Recorded data

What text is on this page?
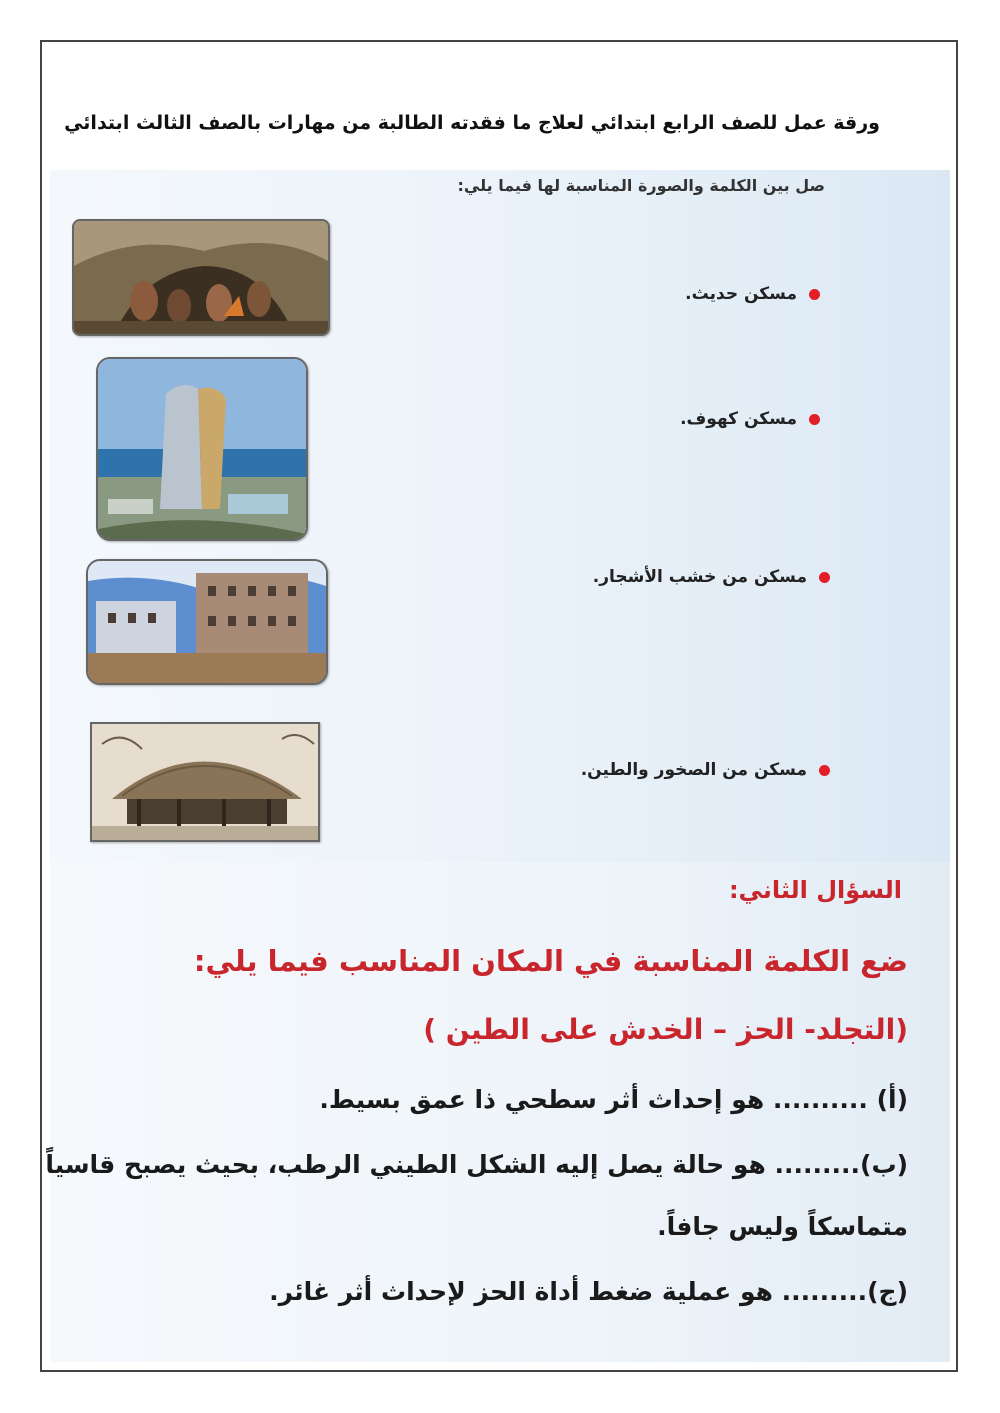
ورقة عمل للصف الرابع ابتدائي لعلاج ما فقدته الطالبة من مهارات بالصف الثالث ابتدائي
صل بين الكلمة والصورة المناسبة لها فيما يلي:
مسكن حديث.
مسكن كهوف.
مسكن من خشب الأشجار.
مسكن من الصخور والطين.
السؤال الثاني:
ضع الكلمة المناسبة في المكان المناسب فيما يلي:
(التجلد- الحز – الخدش على الطين )
(أ) .......... هو إحداث أثر سطحي ذا عمق بسيط.
(ب)......... هو حالة يصل إليه الشكل الطيني الرطب، بحيث يصبح قاسياً
متماسكاً وليس جافاً.
(ج)......... هو عملية ضغط أداة الحز لإحداث أثر غائر.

■ TASK INSTRUCTIONS
Repeat the data exactly, excluding the pictures.

■ RIGHT ANSWER
What text is on this page?
ورقة عمل للصف الرابع ابتدائي لعلاج ما فقدته الطالبة من مهارات بالصف الثالث ابتدائي
صل بين الكلمة والصورة المناسبة لها فيما يلي:
مسكن حديث.
مسكن كهوف.
مسكن من خشب الأشجار.
مسكن من الصخور والطين.
السؤال الثاني:
ضع الكلمة المناسبة في المكان المناسب فيما يلي:
(التجلد- الحز – الخدش على الطين )
(أ) .......... هو إحداث أثر سطحي ذا عمق بسيط.
(ب)......... هو حالة يصل إليه الشكل الطيني الرطب، بحيث يصبح قاسياً
متماسكاً وليس جافاً.
(ج)......... هو عملية ضغط أداة الحز لإحداث أثر غائر.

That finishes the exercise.